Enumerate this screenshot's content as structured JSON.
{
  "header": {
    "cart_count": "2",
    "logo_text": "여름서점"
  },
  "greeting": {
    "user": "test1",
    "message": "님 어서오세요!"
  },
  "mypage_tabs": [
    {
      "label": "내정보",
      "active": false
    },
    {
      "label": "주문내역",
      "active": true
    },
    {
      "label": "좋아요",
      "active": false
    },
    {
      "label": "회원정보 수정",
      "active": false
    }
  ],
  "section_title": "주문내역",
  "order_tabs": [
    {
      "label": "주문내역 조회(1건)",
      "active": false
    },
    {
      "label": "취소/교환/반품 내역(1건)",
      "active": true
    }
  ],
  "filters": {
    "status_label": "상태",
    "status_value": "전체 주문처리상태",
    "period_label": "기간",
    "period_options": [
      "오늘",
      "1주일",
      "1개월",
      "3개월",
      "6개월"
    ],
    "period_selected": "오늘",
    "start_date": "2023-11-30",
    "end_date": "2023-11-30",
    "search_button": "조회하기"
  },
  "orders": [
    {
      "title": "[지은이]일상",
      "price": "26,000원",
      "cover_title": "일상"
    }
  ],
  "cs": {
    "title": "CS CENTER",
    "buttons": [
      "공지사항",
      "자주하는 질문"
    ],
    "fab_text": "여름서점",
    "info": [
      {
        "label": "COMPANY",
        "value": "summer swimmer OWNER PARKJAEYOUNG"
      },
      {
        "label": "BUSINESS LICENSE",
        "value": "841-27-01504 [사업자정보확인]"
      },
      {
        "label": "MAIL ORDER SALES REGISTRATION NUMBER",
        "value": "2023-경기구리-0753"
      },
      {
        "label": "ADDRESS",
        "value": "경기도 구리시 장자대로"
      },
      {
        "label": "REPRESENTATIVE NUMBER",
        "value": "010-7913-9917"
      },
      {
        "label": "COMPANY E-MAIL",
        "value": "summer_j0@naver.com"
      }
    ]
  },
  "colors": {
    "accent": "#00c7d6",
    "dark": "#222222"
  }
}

-=-=-

#### BRIEF:
Print every record above exactly as written.

#### REPLY TO THE TASK:
Enumerate this screenshot's content as structured JSON.
{
  "header": {
    "cart_count": "2",
    "logo_text": "여름서점"
  },
  "greeting": {
    "user": "test1",
    "message": "님 어서오세요!"
  },
  "mypage_tabs": [
    {
      "label": "내정보",
      "active": false
    },
    {
      "label": "주문내역",
      "active": true
    },
    {
      "label": "좋아요",
      "active": false
    },
    {
      "label": "회원정보 수정",
      "active": false
    }
  ],
  "section_title": "주문내역",
  "order_tabs": [
    {
      "label": "주문내역 조회(1건)",
      "active": false
    },
    {
      "label": "취소/교환/반품 내역(1건)",
      "active": true
    }
  ],
  "filters": {
    "status_label": "상태",
    "status_value": "전체 주문처리상태",
    "period_label": "기간",
    "period_options": [
      "오늘",
      "1주일",
      "1개월",
      "3개월",
      "6개월"
    ],
    "period_selected": "오늘",
    "start_date": "2023-11-30",
    "end_date": "2023-11-30",
    "search_button": "조회하기"
  },
  "orders": [
    {
      "title": "[지은이]일상",
      "price": "26,000원",
      "cover_title": "일상"
    }
  ],
  "cs": {
    "title": "CS CENTER",
    "buttons": [
      "공지사항",
      "자주하는 질문"
    ],
    "fab_text": "여름서점",
    "info": [
      {
        "label": "COMPANY",
        "value": "summer swimmer OWNER PARKJAEYOUNG"
      },
      {
        "label": "BUSINESS LICENSE",
        "value": "841-27-01504 [사업자정보확인]"
      },
      {
        "label": "MAIL ORDER SALES REGISTRATION NUMBER",
        "value": "2023-경기구리-0753"
      },
      {
        "label": "ADDRESS",
        "value": "경기도 구리시 장자대로"
      },
      {
        "label": "REPRESENTATIVE NUMBER",
        "value": "010-7913-9917"
      },
      {
        "label": "COMPANY E-MAIL",
        "value": "summer_j0@naver.com"
      }
    ]
  },
  "colors": {
    "accent": "#00c7d6",
    "dark": "#222222"
  }
}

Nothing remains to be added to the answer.